Document passage »
* START *

Yes, I do think being able to delete bad data is helpful, although pretty easy to fix in pass 2 as you just read irrelevant info in a field and ignore it. The big thing is to tell coders to try to get it in the right field as well, if you start barring deletion.

davidskalinder commented 4 years ago

Yes, I do think being able to delete bad data is helpful, although pretty easy to fix in pass 2 as you just read irrelevant info in a field and ignore it.

Well, my worry would be that it might not be clear without reading a lot of the article? I suppose also a big clue would be that it's a duplicate -- we could view all the duplicate entries as suspicious and needing attention.

So I guess the question is how much extra work would it create in pass 2 to treat all duplicate text-select entries as though they might have been clickos? If the answer is "not much extra work", then it sounds like it is worthwhile to prevent deletion of duplicates after all (until we have some data on how frequently it happens and can put in the solution to #89 of course)?

davidskalinder commented 4 years ago

Okay, commit 55172cf should fix the unable-to-delete-anything error and b85ce8ec adds @olderwoman's note to the confirm box.

This should all now be live at the testing deployment, so @olderwoman / @matthewsmorgan, it'd be good if you can take another look at it and make sure there's nothing else incredibly annoying about it. :)

If it's all working, then we just need to decide whether the extra pass 2 work of treating all duplicate entries as suspicious is small enough to make this change worthwhile for the next couple weeks at least (and I'll mention @johnklemke here since I realize this is getting into pass 2 territory)...

olderwoman commented 4 years ago

I’ll check it now and report back

olderwoman commented 4 years ago

Ok tested, behavior as expected: warning in the duplicate button, pink warning at the top when I tried to delete a duplicate. When I tried to re-delete the same duplicate, it just didn’t do anything. However, when I tried to delete the original entry that was duplicated, I get the are you sure with bug warning but ALSO the option to “prevent this page from creating additional dialogs” which I’m not sure we want? Then when I try to delete the original item again, I get the expected are you sure with bug warning and when I say OK instead of going back to the page I get the second message: delete warning + bug warning + option to prevent additional dialogs. Other things seem to delete ok, and the warning goes away after a different deletion.

* END *

Entries »
* START *

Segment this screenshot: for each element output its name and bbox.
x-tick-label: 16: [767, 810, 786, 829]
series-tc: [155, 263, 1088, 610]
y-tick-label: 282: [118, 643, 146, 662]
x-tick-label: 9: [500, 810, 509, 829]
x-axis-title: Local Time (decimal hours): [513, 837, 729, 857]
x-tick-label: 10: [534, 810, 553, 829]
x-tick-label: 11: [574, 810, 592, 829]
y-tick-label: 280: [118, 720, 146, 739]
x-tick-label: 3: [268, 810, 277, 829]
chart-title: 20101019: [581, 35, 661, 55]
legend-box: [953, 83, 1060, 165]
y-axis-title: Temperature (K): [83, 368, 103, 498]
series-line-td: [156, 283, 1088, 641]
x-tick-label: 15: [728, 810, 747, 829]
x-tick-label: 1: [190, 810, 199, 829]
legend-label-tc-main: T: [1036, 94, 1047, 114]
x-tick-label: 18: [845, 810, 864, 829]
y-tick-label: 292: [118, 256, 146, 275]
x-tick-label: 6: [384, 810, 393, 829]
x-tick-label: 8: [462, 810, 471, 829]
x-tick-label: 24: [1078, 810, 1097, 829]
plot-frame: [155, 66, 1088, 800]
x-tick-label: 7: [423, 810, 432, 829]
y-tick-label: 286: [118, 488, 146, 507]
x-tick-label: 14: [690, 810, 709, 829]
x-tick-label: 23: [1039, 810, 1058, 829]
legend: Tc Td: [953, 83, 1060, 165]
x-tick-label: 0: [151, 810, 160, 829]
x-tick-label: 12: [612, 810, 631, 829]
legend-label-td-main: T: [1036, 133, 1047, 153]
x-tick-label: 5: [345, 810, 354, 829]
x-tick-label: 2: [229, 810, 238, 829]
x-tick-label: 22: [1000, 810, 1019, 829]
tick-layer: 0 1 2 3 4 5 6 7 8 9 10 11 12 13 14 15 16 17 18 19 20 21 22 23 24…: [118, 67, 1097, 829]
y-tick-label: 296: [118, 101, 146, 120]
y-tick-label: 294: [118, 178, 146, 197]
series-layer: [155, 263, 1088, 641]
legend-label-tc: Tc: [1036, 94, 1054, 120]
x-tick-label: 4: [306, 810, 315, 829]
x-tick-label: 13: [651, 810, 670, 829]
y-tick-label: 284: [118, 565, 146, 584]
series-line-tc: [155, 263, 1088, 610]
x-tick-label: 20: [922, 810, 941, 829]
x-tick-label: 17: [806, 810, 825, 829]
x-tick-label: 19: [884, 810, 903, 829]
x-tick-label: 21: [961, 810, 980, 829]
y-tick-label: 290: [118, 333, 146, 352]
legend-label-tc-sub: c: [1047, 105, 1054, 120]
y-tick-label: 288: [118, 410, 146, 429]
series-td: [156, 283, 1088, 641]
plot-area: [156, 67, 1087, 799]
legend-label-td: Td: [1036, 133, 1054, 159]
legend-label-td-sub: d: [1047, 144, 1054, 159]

* END *

Work to complete »
**A)** From the discussion of duplicate-entry deletion, copy the passage that opens with the words containing "Well, my worry" and closes with "#89 of course)?".
**B)** Continue the discussion of duplicate-entry deletion from its final sentence.

Replies »
**A)**
Well, my worry would be that it might not be clear without reading a lot of the article? I suppose also a big clue would be that it's a duplicate -- we could view all the duplicate entries as suspicious and needing attention.

So I guess the question is how much extra work would it create in pass 2 to treat all duplicate text-select entries as though they might have been clickos? If the answer is "not much extra work", then it sounds like it is worthwhile to prevent deletion of duplicates after all (until we have some data on how frequently it happens and can put in the solution to #89 of course)?

**B)**
davidskalinder commented 4 years ago

Ok tested, behavior as expected: warning in the duplicate button, pink warning at the top when I tried to delete a duplicate.

Sounds good.

However, when I tried to delete the original entry that was duplicated, I get the are you sure with bug warning but ALSO the option to “prevent this page from creating additional dialogs” which I’m not sure we want?

Yeah, that seems to always happen when a page creates more than one dialog. I suspect this is something the browser puts in as a security measure to prevent zillions of dialogs, so I don't think there's anything we can do about it (other than to avoid using dialogs)...

Given that that's the case, it sounds like the behavior when you delete this first entry is identical to the behavior when you delete the second entry, which I think is what we expect?

Then when I try to delete the original item again, I get the expected are you sure with bug warning and when I say OK instead of going back to the page I get the second message: delete warning + bug warning + option to prevent additional dialogs.

Hang on, so you see two confirmation dialogs in a row, with no actions in between?

olderwoman commented 4 years ago

Then when I try to delete the original item again, I get the expected are you sure with bug warning and when I say OK instead of going back to the page I get the second message: delete warning + bug warning + option to prevent additional dialogs.

Hang on, so you see two confirmation dialogs in a row, with no actions in between?

Yes, the second dialog box opened after I clicked ok on the first dialog box

davidskalinder commented 4 years ago

Yes, the second dialog box opened after I clicked ok on the first dialog box

Hmm, that is strange, I can't get anything like that on my end. Are you around for a Skype call so you can show me on your screen?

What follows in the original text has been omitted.